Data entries
>> BEGIN
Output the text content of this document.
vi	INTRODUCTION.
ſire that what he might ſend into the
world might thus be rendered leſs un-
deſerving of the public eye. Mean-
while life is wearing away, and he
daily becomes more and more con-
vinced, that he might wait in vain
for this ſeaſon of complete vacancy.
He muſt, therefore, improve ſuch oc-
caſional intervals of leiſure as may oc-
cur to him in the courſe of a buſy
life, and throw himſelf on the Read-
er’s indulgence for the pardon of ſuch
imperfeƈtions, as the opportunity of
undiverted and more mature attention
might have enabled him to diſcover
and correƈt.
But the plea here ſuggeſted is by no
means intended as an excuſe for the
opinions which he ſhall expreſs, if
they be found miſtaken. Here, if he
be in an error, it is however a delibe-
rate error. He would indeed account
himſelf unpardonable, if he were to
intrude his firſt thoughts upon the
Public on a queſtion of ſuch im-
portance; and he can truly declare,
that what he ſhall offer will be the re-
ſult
>> END
>> BEGIN
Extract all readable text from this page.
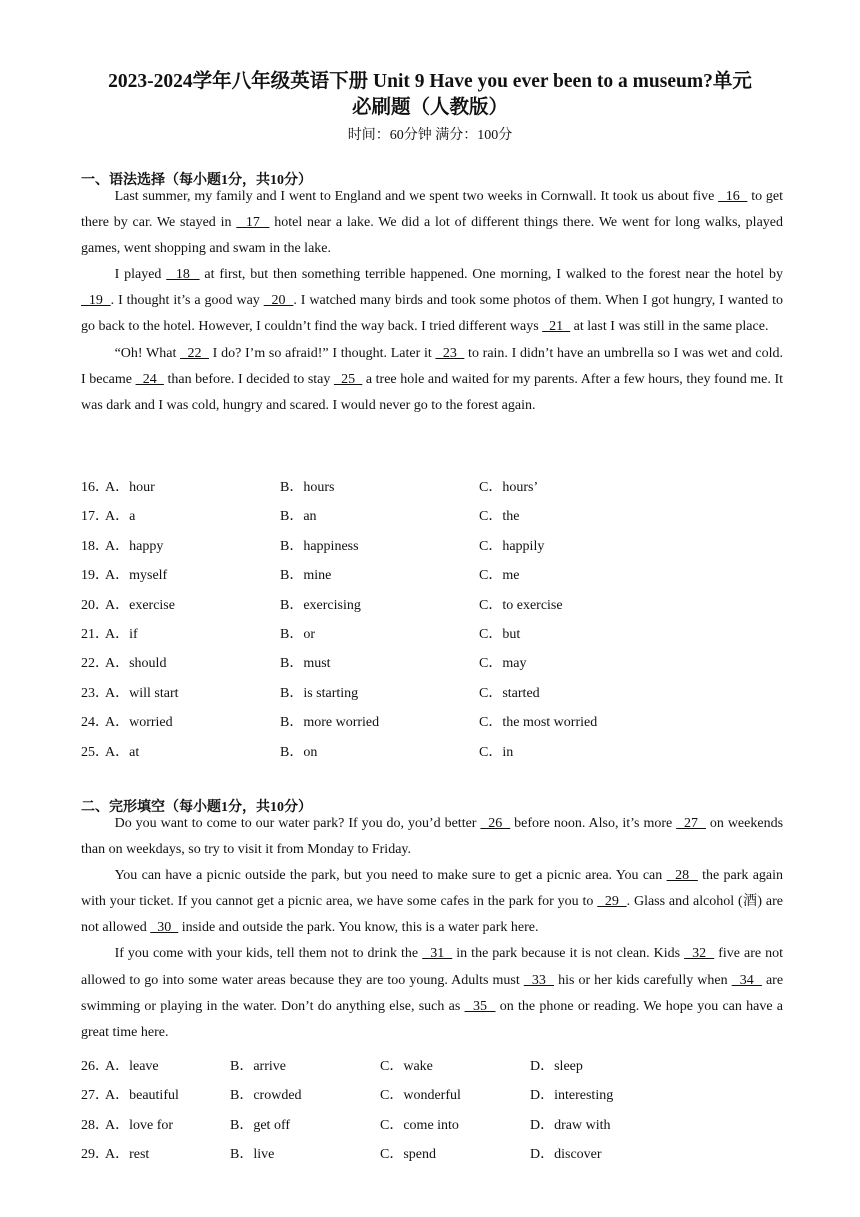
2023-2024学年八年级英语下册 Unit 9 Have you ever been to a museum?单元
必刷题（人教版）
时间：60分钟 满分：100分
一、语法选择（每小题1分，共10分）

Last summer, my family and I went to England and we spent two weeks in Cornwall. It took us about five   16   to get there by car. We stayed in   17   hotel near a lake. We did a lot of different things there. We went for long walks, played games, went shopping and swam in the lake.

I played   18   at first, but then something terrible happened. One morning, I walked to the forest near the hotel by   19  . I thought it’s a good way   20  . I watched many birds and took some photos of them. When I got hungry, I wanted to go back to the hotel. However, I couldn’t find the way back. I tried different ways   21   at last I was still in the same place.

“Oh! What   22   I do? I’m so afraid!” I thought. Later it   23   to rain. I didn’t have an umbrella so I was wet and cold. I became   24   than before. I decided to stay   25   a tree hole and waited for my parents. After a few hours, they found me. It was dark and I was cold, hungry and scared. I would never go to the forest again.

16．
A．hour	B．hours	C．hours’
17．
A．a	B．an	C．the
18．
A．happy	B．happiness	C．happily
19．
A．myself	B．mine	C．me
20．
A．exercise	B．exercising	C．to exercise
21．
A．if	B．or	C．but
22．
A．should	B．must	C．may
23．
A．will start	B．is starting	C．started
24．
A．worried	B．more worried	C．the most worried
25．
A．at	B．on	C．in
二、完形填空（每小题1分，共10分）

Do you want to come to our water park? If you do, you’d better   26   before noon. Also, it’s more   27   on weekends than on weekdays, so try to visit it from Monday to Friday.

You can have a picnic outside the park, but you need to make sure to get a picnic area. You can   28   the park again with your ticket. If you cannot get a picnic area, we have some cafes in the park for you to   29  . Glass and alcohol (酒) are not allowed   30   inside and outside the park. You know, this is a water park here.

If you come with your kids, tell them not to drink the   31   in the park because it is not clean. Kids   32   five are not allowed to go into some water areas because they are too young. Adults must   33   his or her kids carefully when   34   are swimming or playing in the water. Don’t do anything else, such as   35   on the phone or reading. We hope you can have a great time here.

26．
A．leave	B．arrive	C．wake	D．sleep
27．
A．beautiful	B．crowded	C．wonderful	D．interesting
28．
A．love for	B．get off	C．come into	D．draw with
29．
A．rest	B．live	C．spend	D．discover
>> END
# Task goal
In the material above, find the lines that contain "from" and show them.

# Finished task
Extract all readable text from this page.
Do you want to come to our water park? If you do, you’d better   26   before noon. Also, it’s more   27   on weekends than on weekdays, so try to visit it from Monday to Friday.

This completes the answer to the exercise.